┌──

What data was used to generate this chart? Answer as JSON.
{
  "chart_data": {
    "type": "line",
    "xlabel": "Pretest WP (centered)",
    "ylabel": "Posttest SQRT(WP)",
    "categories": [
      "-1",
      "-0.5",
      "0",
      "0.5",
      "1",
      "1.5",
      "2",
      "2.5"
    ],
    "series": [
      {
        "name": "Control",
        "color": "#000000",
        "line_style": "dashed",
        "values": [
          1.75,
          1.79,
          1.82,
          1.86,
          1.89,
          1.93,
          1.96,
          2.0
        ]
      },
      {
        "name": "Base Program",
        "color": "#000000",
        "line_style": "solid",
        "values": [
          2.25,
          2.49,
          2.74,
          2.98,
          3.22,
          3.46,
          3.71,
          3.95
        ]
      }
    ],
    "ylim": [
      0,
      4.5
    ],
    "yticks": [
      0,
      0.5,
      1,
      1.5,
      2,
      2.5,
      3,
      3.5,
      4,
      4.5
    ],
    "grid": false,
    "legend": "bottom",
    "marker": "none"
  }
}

└──

> _Given problem_: Each record must be returned exactly as it is written.

> _Task answer_:
What data was used to generate this chart? Answer as JSON.
{
  "chart_data": {
    "type": "line",
    "xlabel": "Pretest WP (centered)",
    "ylabel": "Posttest SQRT(WP)",
    "categories": [
      "-1",
      "-0.5",
      "0",
      "0.5",
      "1",
      "1.5",
      "2",
      "2.5"
    ],
    "series": [
      {
        "name": "Control",
        "color": "#000000",
        "line_style": "dashed",
        "values": [
          1.75,
          1.79,
          1.82,
          1.86,
          1.89,
          1.93,
          1.96,
          2.0
        ]
      },
      {
        "name": "Base Program",
        "color": "#000000",
        "line_style": "solid",
        "values": [
          2.25,
          2.49,
          2.74,
          2.98,
          3.22,
          3.46,
          3.71,
          3.95
        ]
      }
    ],
    "ylim": [
      0,
      4.5
    ],
    "yticks": [
      0,
      0.5,
      1,
      1.5,
      2,
      2.5,
      3,
      3.5,
      4,
      4.5
    ],
    "grid": false,
    "legend": "bottom",
    "marker": "none"
  }
}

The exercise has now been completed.